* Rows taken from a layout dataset
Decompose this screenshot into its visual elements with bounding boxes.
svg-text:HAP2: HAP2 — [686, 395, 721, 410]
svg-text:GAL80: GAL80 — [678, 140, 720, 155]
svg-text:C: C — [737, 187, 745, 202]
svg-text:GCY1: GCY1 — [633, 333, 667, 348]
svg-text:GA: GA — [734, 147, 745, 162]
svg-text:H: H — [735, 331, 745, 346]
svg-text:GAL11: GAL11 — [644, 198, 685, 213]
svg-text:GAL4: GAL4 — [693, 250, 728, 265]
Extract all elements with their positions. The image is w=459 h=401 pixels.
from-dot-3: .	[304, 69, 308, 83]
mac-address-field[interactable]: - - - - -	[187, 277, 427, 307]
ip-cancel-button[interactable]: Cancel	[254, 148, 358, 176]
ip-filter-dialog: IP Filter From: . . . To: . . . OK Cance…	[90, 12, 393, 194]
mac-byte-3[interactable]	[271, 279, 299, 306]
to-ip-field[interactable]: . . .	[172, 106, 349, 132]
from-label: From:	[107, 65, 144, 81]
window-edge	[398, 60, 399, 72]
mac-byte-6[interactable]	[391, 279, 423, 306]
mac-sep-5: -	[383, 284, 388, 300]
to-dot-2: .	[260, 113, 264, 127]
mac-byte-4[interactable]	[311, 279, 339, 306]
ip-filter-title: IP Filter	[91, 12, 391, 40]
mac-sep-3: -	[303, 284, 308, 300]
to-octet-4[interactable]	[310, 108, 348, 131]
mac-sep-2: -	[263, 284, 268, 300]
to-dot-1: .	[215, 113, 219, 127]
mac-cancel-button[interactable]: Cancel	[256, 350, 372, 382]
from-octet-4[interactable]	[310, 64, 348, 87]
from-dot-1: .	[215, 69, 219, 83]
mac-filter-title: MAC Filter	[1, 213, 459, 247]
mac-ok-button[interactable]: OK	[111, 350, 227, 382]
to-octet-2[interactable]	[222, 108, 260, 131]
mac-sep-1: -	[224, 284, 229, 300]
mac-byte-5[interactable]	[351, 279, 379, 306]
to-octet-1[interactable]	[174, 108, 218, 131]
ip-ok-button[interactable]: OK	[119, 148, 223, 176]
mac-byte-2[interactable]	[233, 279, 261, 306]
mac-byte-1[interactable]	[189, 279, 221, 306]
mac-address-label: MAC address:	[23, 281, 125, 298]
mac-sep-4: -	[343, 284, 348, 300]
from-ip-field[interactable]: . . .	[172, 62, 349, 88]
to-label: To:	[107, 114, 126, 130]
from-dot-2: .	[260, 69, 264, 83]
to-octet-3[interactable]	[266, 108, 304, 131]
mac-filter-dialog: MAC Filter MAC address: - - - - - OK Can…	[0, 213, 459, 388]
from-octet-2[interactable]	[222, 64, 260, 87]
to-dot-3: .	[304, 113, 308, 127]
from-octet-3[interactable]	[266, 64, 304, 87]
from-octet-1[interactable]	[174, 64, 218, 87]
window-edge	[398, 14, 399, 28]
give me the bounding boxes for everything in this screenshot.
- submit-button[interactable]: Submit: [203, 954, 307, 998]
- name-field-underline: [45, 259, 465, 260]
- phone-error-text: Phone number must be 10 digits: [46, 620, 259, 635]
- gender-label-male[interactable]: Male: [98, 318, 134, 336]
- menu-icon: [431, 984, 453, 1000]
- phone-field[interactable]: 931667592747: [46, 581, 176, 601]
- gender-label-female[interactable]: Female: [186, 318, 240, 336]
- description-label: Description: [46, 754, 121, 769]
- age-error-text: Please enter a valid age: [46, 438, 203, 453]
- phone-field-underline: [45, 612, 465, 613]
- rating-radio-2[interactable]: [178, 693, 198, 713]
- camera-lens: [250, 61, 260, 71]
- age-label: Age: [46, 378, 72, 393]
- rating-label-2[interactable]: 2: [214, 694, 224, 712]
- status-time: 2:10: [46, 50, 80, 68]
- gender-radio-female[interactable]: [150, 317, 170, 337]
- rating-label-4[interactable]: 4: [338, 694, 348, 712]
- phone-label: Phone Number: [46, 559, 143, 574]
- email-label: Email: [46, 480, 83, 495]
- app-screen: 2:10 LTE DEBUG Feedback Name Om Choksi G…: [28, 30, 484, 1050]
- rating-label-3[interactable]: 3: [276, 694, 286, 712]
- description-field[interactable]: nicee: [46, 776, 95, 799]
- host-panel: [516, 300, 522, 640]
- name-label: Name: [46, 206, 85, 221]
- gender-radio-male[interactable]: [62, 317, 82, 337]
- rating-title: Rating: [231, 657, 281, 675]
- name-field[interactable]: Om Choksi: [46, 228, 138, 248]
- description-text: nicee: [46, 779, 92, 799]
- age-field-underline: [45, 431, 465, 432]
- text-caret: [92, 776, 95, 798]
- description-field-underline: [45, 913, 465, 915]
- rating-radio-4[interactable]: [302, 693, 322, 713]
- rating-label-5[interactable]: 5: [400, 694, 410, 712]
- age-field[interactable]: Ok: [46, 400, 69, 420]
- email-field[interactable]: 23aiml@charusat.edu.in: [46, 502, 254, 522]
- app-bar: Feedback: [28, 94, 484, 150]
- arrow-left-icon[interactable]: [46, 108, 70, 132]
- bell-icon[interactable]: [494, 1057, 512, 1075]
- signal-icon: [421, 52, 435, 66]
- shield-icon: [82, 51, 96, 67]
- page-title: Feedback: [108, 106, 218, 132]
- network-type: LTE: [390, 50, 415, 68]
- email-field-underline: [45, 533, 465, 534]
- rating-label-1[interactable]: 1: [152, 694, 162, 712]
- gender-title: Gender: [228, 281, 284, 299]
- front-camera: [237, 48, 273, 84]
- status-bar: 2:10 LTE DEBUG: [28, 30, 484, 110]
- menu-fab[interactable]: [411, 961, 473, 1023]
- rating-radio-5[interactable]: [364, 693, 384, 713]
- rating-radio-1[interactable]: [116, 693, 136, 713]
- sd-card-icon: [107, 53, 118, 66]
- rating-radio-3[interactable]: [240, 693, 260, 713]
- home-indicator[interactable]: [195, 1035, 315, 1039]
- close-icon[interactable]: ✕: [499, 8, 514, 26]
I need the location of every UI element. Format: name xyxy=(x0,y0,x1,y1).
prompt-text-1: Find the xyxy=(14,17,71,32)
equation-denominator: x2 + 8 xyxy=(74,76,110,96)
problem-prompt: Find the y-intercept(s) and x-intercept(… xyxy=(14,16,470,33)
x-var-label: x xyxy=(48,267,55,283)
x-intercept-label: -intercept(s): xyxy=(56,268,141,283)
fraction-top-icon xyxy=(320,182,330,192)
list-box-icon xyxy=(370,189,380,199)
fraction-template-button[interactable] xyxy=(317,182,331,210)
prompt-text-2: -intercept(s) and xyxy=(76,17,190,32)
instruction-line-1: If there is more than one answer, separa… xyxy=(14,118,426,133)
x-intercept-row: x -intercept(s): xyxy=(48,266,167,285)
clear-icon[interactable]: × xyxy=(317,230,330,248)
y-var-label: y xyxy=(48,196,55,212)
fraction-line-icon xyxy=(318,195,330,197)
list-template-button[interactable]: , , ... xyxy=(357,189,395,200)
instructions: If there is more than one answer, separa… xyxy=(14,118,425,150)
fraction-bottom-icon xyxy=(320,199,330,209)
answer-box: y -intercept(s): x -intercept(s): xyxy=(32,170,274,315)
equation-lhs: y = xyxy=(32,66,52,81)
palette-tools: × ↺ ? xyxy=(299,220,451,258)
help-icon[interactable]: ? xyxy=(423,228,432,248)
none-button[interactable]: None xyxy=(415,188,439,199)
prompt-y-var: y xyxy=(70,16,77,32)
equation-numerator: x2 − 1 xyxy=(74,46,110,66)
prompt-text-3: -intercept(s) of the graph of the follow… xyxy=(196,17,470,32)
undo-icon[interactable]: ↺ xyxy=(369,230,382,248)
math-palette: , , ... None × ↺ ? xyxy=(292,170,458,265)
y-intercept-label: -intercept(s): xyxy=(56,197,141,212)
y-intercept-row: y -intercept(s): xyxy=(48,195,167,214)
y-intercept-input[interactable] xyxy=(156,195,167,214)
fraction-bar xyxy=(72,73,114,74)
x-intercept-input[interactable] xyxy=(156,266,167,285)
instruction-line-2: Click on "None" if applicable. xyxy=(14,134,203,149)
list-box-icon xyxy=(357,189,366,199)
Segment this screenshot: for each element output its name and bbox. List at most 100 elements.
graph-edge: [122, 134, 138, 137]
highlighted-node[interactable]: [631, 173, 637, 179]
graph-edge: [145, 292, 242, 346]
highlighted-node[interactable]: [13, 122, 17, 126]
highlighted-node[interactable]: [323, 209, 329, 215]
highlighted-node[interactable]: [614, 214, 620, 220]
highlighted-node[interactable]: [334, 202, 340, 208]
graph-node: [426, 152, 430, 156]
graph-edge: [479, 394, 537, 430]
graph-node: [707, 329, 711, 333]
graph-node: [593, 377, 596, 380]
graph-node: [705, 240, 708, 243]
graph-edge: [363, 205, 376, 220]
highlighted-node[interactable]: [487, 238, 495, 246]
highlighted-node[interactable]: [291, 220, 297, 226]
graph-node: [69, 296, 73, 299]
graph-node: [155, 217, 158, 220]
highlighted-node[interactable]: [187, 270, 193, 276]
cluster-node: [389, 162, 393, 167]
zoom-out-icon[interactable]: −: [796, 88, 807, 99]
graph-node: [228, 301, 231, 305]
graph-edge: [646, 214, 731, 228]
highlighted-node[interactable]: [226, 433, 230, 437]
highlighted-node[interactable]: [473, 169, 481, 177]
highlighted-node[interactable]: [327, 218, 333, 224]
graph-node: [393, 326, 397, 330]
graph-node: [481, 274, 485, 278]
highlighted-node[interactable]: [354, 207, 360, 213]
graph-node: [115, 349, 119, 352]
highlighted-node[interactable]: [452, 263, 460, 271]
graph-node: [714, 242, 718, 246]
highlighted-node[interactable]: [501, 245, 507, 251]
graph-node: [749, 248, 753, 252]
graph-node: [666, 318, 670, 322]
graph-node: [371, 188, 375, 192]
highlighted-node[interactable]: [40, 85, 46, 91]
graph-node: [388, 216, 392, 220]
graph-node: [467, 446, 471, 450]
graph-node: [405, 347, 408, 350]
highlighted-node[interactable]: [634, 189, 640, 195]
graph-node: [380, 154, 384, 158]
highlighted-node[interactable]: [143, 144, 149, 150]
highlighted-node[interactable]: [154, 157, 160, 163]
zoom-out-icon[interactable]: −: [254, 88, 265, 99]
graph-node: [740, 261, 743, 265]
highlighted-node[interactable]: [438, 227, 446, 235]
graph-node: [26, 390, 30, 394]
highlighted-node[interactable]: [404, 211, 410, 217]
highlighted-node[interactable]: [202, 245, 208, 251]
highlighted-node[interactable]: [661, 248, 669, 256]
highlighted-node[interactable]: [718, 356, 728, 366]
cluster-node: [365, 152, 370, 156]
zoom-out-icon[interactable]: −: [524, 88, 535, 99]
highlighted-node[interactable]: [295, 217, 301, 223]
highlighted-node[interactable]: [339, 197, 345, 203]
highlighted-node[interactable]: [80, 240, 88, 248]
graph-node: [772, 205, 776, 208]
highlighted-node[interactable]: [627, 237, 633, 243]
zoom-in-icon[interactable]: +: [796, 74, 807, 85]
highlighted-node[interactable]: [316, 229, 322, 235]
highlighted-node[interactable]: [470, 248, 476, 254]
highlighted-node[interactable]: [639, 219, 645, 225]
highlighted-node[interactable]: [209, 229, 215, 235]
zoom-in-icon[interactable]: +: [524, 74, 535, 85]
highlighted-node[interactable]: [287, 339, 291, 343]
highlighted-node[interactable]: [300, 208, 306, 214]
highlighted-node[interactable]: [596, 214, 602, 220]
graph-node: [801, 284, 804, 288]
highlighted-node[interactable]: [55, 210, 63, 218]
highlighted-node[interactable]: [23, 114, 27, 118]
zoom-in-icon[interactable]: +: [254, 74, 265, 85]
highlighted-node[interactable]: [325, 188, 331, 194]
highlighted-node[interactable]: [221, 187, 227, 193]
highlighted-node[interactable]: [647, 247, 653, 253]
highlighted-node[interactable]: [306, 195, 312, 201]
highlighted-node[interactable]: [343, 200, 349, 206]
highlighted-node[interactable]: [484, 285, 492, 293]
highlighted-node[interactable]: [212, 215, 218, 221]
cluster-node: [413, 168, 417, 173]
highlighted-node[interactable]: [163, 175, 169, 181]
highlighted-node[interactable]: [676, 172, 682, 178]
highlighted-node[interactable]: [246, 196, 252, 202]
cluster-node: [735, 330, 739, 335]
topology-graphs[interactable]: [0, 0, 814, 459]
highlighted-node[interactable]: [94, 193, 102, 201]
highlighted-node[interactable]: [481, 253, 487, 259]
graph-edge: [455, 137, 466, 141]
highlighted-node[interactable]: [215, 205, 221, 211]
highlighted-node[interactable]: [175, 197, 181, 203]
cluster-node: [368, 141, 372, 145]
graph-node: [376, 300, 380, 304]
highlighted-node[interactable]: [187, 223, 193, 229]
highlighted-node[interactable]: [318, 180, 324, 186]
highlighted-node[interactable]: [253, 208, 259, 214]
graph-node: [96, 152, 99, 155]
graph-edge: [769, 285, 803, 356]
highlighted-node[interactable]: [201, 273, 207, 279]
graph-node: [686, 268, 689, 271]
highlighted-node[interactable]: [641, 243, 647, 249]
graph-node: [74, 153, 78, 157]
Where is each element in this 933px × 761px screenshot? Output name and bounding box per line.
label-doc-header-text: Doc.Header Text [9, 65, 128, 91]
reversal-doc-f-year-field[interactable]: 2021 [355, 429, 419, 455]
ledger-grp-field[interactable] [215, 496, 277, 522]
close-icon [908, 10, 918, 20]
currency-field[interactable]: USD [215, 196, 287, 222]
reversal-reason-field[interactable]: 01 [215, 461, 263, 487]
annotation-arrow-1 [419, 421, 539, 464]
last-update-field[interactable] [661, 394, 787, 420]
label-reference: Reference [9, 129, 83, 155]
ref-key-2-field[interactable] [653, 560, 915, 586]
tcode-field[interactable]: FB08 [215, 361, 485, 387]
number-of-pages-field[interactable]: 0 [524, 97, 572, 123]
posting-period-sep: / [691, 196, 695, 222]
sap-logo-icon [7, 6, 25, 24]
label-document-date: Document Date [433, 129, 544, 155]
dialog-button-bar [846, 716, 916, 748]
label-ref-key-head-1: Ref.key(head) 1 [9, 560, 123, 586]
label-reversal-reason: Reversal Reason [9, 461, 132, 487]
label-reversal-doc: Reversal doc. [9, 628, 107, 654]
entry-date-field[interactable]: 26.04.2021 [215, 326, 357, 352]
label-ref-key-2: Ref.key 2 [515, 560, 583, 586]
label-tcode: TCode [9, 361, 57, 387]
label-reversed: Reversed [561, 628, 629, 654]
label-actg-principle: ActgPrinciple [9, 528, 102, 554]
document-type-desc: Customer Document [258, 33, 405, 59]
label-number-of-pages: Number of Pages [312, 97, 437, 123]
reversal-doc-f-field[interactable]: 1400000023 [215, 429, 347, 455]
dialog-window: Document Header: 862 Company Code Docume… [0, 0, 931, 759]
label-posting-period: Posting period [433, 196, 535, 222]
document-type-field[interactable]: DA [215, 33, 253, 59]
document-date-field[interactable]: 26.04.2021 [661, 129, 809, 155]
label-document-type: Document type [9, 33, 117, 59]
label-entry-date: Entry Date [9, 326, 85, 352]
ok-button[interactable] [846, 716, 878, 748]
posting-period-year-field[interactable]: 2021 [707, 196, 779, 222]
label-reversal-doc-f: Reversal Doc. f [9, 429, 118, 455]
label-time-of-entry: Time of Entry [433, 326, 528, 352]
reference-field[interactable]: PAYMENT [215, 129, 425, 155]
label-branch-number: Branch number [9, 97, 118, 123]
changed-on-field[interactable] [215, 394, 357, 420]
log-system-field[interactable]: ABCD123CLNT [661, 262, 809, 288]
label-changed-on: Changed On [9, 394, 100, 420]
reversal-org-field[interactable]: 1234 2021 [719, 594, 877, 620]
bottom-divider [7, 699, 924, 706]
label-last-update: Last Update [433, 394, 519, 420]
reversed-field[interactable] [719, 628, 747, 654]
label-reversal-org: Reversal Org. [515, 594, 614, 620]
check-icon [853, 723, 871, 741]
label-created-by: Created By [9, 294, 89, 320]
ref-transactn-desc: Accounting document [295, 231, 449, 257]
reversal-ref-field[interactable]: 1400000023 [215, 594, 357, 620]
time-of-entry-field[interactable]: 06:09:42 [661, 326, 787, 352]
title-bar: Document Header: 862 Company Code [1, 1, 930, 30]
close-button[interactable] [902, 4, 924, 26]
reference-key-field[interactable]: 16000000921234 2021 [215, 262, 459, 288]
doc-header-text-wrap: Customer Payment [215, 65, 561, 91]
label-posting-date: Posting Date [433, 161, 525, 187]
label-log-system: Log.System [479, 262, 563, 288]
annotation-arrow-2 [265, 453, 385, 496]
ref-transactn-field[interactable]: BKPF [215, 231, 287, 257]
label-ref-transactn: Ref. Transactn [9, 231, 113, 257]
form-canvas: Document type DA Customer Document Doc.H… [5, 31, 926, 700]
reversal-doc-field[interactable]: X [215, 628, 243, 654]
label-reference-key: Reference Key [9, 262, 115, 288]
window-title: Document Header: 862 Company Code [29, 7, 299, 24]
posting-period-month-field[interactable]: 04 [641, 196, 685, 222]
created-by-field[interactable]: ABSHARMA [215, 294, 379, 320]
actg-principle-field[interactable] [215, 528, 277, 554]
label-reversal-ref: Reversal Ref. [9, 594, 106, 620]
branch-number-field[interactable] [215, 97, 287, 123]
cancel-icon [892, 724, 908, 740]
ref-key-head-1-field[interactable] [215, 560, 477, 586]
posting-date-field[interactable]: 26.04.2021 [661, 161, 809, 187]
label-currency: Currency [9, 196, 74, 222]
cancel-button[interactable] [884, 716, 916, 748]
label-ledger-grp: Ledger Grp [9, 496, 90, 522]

* Task description
Output the data word for word, starting at its first line and ending with the line containing "Extract all elements", including both of those lines.

* Right answer
Decompose this screenshot into its visual elements with bounding boxes.
svg-text:HAP2: HAP2 — [686, 395, 721, 410]
svg-text:GAL80: GAL80 — [678, 140, 720, 155]
svg-text:C: C — [737, 187, 745, 202]
svg-text:GCY1: GCY1 — [633, 333, 667, 348]
svg-text:GA: GA — [734, 147, 745, 162]
svg-text:H: H — [735, 331, 745, 346]
svg-text:GAL11: GAL11 — [644, 198, 685, 213]
svg-text:GAL4: GAL4 — [693, 250, 728, 265]
Extract all elements with their positions. The image is w=459 h=401 pixels.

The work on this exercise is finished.